**Exercise description:** Every line that includes the word "user" is to be listed.

**Input records:**
┄┄┄┄┄┄┄┄┄┄
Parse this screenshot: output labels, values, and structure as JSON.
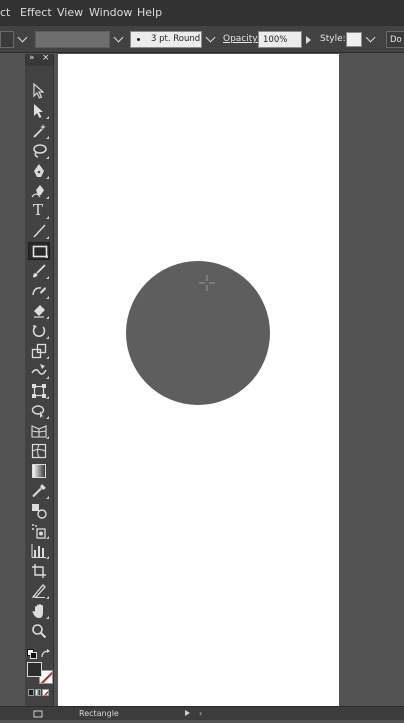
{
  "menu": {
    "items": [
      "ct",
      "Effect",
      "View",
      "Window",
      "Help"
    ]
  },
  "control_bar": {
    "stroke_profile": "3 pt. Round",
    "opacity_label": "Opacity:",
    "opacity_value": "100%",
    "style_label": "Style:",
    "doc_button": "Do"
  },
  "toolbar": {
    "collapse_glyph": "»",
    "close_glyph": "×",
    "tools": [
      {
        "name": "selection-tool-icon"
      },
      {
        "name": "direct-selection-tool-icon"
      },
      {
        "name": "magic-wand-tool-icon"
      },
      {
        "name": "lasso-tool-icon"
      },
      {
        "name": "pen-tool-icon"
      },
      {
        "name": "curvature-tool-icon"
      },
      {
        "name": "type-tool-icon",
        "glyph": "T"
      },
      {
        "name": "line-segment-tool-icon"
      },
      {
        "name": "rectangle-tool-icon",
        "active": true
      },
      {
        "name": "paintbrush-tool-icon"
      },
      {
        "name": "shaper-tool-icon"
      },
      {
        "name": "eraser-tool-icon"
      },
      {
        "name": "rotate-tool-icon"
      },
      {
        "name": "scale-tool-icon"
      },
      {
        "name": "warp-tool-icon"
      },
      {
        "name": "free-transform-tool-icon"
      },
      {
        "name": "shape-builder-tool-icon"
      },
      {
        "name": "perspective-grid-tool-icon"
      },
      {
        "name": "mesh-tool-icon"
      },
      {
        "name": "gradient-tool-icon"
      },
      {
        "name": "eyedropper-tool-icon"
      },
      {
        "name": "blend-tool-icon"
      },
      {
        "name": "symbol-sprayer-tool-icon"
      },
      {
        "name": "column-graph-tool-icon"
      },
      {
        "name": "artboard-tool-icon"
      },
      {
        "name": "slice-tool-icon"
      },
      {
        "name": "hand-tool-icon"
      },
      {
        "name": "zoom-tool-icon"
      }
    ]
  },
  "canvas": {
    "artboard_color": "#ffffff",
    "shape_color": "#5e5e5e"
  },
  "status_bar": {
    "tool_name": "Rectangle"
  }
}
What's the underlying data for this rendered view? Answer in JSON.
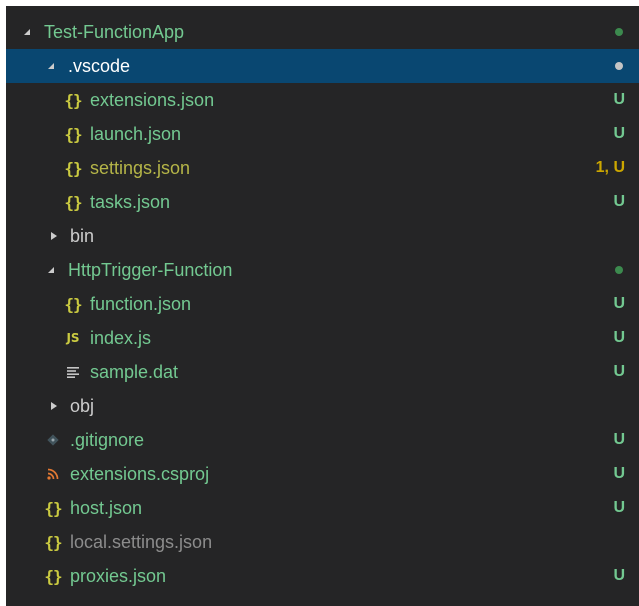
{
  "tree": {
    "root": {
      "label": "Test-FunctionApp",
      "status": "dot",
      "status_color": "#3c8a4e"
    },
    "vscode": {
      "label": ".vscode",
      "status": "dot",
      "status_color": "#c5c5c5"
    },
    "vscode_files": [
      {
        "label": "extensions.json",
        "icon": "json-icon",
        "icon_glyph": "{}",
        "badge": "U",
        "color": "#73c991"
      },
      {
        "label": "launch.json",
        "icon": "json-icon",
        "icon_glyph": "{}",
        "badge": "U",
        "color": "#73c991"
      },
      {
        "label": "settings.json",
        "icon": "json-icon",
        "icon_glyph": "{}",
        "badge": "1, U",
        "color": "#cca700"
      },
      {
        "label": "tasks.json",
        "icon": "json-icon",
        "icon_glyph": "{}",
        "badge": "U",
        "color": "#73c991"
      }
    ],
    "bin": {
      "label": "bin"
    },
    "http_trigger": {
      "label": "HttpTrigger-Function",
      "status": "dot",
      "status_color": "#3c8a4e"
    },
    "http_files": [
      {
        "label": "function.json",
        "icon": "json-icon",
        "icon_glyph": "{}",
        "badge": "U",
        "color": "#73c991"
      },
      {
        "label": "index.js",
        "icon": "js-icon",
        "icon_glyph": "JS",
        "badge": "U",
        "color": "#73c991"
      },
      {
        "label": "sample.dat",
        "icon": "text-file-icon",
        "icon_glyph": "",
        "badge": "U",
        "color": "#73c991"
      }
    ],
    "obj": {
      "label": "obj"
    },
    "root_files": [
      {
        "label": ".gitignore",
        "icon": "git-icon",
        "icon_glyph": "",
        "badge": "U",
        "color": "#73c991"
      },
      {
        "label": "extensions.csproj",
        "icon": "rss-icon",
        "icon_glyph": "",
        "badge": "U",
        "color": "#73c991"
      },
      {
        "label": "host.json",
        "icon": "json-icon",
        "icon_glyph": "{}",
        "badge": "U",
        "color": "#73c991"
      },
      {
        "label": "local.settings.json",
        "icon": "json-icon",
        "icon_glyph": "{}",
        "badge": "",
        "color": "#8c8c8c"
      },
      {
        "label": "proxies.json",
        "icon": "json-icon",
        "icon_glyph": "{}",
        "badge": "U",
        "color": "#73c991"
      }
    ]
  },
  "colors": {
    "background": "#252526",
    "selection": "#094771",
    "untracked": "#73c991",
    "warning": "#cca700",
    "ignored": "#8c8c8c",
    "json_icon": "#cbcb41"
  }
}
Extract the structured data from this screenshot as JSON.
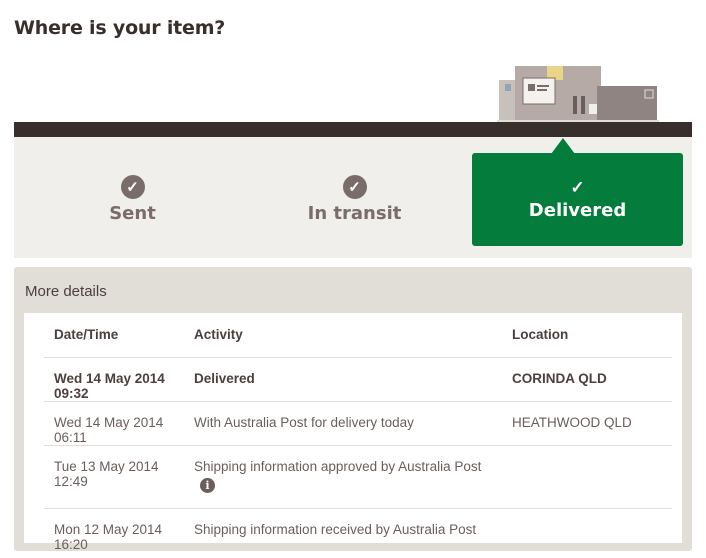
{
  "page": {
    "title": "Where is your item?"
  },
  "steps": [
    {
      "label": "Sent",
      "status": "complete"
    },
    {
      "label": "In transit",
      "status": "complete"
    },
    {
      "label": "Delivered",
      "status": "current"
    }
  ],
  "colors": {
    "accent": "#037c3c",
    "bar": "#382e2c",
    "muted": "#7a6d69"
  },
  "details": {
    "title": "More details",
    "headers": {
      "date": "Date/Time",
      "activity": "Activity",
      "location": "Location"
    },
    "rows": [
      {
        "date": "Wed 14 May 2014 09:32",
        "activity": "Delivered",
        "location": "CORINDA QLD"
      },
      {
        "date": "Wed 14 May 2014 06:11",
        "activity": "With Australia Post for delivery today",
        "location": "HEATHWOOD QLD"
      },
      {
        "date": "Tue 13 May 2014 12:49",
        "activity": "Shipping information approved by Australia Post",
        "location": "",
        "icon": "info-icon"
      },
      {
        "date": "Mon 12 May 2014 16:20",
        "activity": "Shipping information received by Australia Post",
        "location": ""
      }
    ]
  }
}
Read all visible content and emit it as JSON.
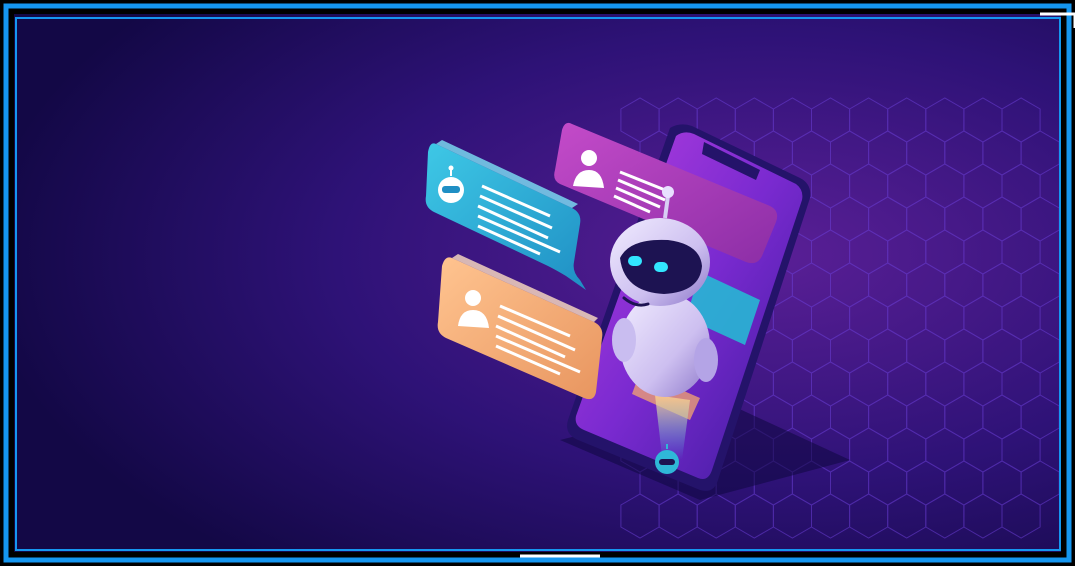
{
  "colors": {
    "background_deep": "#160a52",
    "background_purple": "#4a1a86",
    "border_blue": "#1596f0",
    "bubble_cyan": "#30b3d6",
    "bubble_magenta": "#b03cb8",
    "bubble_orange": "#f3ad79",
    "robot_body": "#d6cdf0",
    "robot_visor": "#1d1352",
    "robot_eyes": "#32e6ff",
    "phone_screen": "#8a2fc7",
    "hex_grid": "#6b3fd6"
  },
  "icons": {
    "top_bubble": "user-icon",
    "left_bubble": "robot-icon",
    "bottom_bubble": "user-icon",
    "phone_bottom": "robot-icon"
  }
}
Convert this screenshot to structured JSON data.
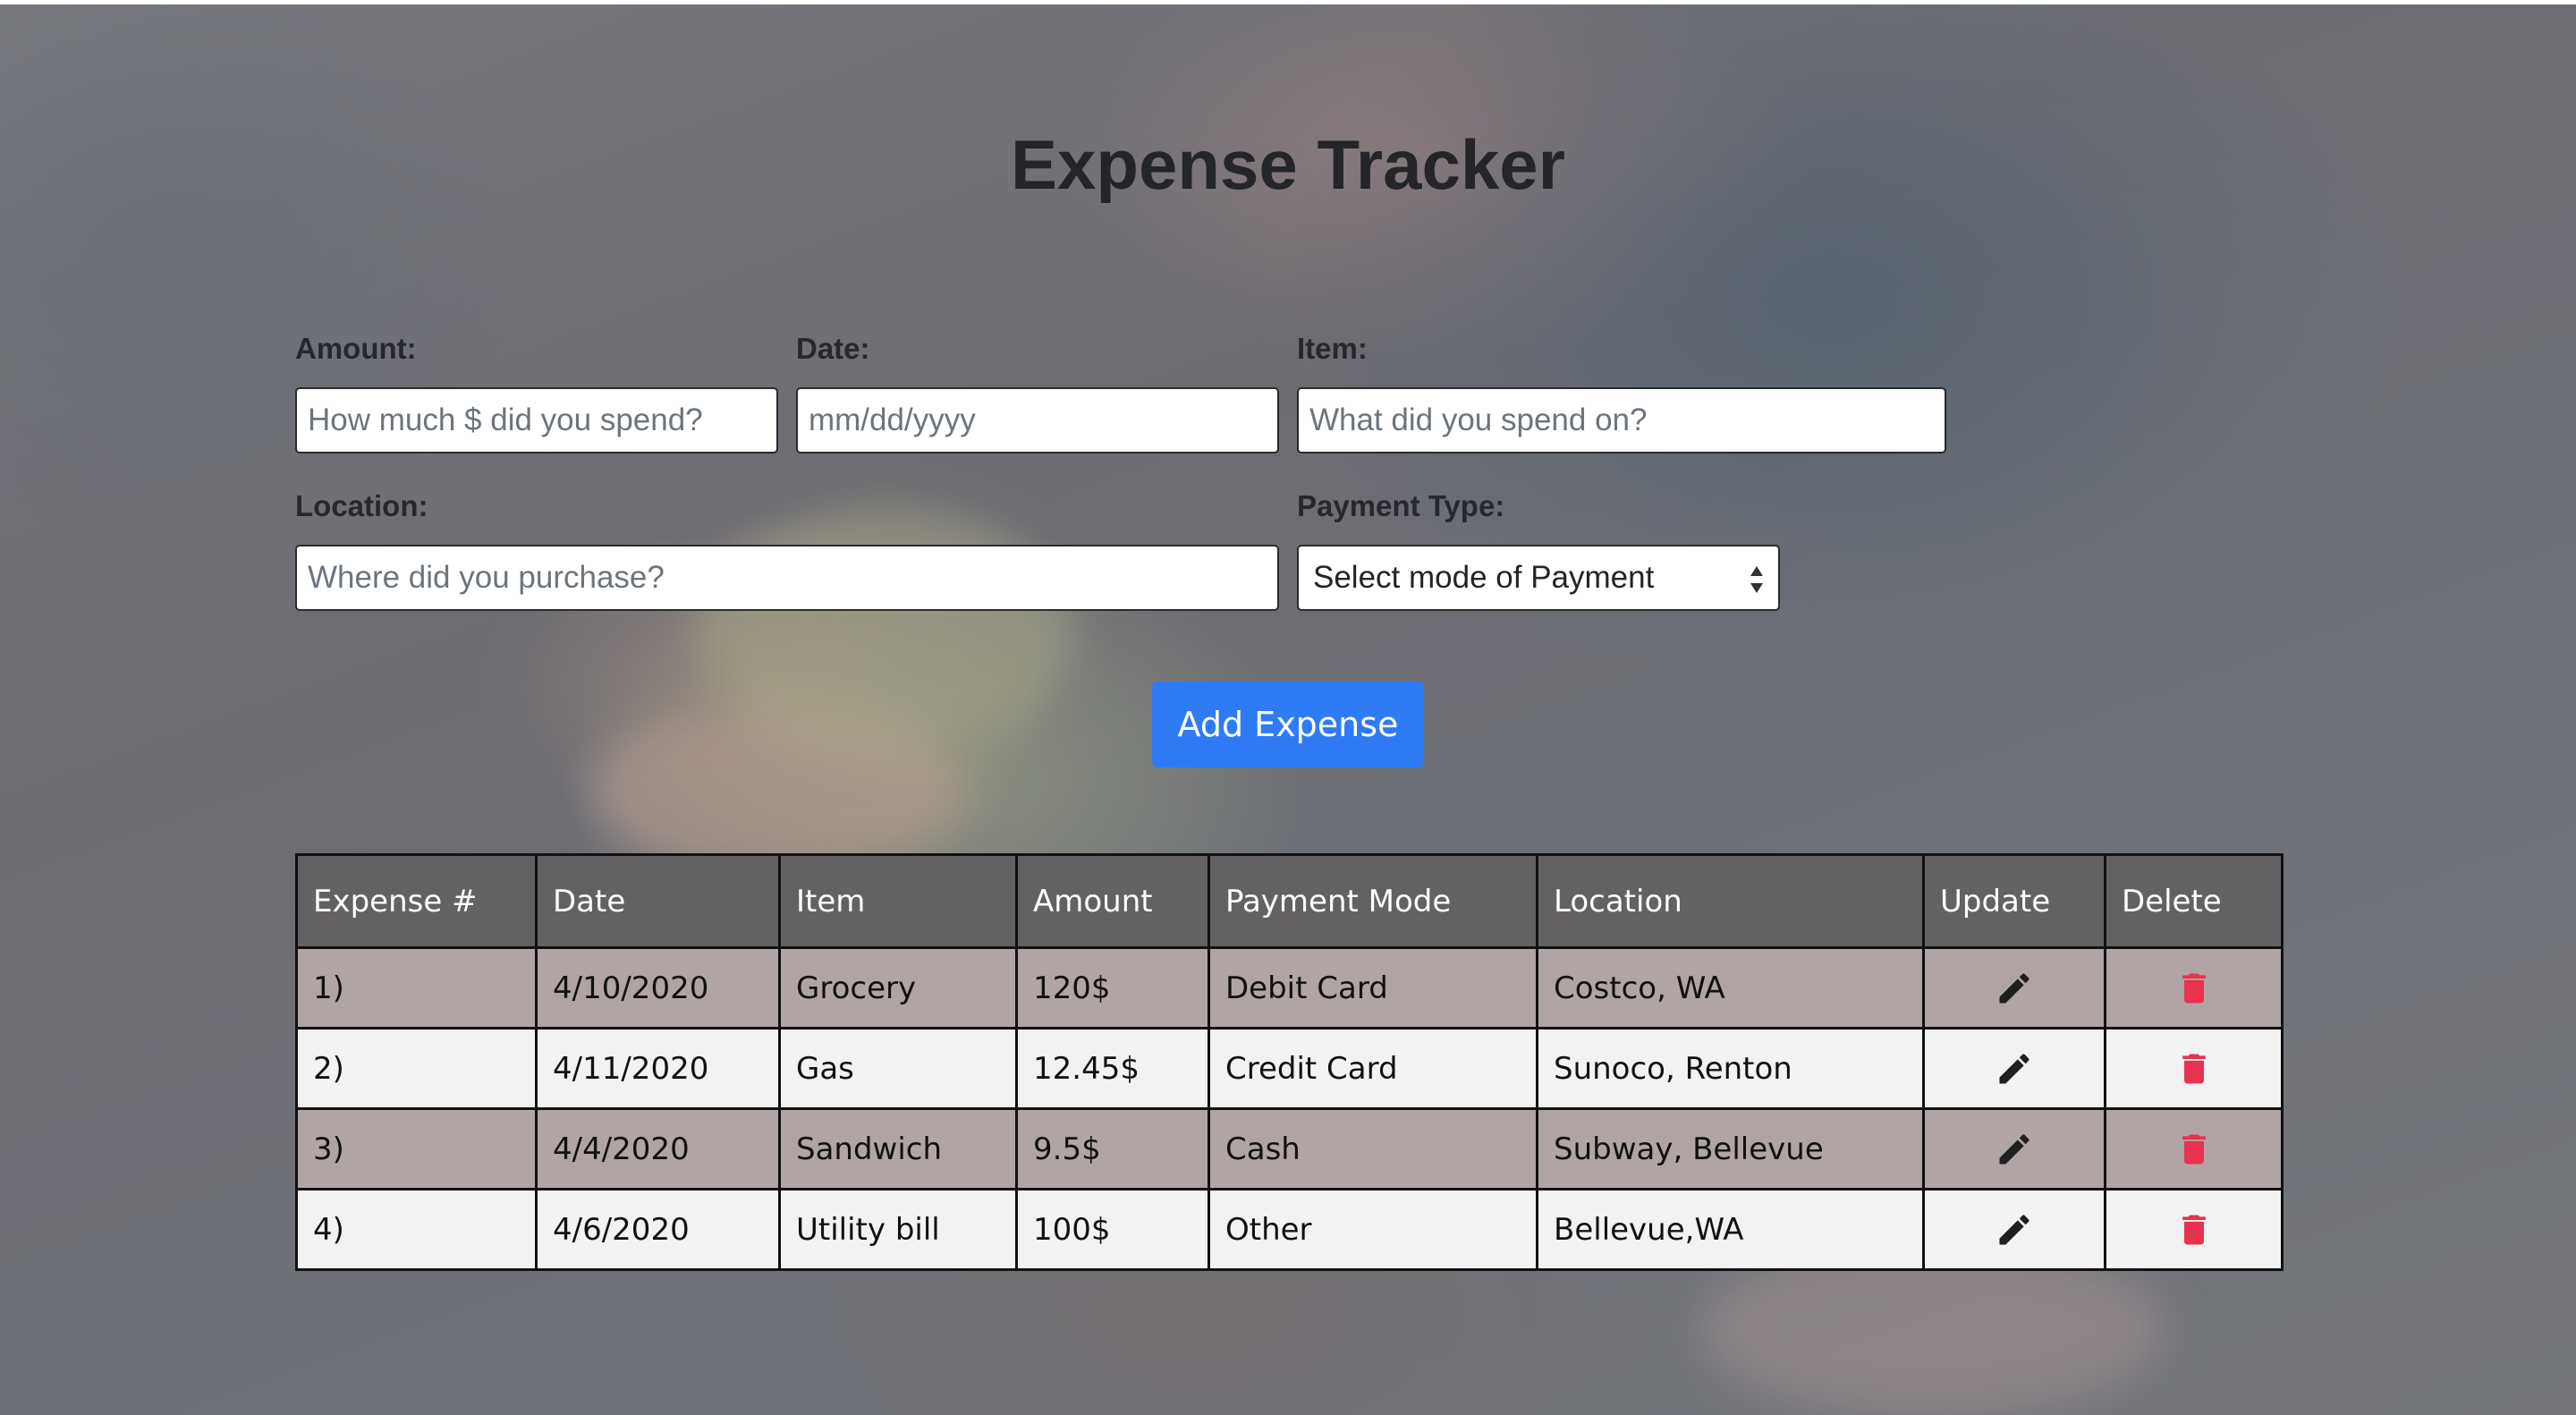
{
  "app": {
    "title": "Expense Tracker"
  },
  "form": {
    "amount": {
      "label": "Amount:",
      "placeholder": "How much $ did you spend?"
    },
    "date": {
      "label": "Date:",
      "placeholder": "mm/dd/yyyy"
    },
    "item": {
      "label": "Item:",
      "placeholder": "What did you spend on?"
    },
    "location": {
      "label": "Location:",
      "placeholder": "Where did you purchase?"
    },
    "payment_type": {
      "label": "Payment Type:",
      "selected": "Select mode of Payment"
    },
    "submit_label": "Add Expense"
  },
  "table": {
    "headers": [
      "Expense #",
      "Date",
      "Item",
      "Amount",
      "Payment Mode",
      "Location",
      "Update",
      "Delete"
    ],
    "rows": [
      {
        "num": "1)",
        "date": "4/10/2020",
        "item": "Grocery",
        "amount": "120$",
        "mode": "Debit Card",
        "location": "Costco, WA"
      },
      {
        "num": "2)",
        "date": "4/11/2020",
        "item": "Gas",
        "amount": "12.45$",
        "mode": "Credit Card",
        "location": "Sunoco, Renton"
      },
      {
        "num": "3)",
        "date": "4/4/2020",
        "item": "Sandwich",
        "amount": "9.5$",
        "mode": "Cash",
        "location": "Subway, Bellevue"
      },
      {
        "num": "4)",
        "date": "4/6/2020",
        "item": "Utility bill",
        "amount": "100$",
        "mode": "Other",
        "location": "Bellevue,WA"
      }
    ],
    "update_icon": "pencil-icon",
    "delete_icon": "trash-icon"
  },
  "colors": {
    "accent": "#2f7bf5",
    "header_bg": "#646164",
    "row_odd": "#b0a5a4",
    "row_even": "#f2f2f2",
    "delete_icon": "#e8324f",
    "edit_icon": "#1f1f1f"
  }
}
┄┄┄┄┄┄┄┄┄┄
**Full answer:**
    "top_bubble": "user-icon",
    "bottom_bubble": "user-icon",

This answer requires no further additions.